-- Challenge --
Filter this material down to the lines that hold "Profit", copying each one.

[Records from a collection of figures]

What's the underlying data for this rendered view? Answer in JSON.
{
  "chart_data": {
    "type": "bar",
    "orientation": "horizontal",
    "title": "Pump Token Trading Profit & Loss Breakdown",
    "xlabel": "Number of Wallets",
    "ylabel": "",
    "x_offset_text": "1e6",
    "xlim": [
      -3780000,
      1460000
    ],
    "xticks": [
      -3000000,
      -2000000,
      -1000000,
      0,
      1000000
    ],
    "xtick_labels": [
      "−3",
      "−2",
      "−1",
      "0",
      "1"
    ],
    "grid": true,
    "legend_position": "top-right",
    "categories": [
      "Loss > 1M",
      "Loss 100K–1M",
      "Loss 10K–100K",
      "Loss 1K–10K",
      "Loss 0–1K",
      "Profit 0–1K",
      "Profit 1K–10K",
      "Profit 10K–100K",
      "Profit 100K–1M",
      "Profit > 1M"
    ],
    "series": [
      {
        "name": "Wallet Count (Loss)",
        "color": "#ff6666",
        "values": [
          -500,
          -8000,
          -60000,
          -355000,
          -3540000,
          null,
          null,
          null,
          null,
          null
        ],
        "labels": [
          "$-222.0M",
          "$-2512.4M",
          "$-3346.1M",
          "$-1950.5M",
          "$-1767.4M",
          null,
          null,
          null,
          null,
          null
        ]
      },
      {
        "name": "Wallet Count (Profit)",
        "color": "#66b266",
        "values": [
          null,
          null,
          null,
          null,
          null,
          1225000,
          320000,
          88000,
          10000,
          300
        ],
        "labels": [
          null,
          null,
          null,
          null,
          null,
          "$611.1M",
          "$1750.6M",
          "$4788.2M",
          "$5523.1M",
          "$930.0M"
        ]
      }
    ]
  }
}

==

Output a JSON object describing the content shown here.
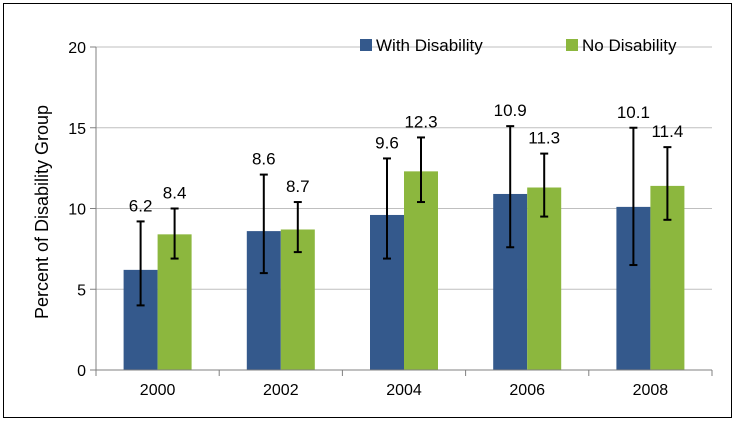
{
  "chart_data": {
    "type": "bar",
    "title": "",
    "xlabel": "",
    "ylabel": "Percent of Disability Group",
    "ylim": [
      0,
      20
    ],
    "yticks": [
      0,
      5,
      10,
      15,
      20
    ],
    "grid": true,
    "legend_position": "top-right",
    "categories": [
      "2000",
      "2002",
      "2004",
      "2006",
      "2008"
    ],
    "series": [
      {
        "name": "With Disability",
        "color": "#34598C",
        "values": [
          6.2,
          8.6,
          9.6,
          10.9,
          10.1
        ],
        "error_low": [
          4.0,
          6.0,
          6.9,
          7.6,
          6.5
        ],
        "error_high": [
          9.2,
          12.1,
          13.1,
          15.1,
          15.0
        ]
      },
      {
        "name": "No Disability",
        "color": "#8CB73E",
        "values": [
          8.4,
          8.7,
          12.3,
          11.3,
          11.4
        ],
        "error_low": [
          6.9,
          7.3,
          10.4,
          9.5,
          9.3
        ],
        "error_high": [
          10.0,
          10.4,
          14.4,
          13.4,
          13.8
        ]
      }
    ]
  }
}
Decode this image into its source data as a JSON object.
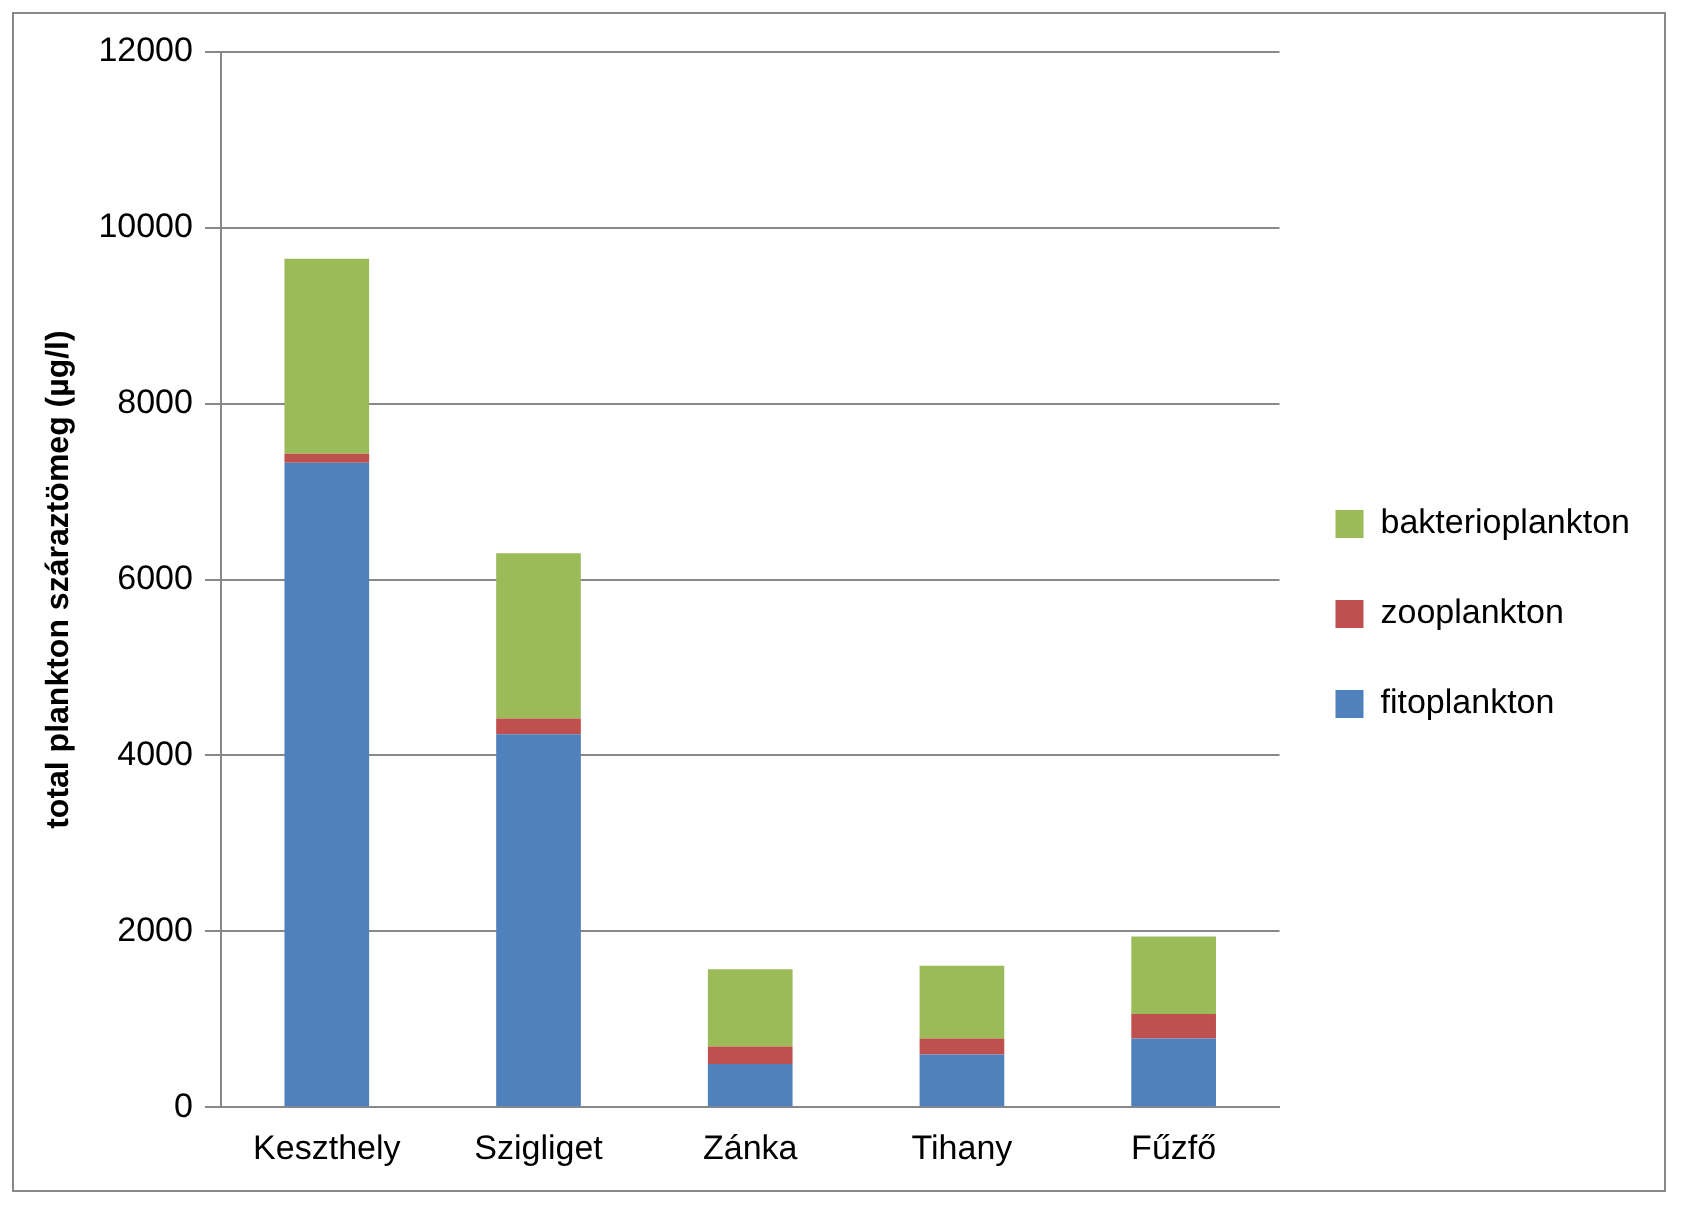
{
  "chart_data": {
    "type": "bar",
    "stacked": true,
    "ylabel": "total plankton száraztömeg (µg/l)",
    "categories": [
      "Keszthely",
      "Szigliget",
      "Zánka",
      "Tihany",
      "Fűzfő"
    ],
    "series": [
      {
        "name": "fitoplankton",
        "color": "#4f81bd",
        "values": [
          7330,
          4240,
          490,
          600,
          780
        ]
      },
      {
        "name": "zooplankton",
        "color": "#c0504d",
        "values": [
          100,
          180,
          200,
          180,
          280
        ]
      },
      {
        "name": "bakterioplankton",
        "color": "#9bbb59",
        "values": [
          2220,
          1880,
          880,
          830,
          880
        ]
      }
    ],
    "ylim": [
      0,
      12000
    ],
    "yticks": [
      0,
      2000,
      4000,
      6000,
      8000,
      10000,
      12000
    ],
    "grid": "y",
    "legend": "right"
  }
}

-- Solution for this problem --
    "title": "Pump Token Trading Profit & Loss Breakdown",
      "Profit 0–1K",
      "Profit 1K–10K",
      "Profit 10K–100K",
      "Profit 100K–1M",
      "Profit > 1M"
        "name": "Wallet Count (Profit)",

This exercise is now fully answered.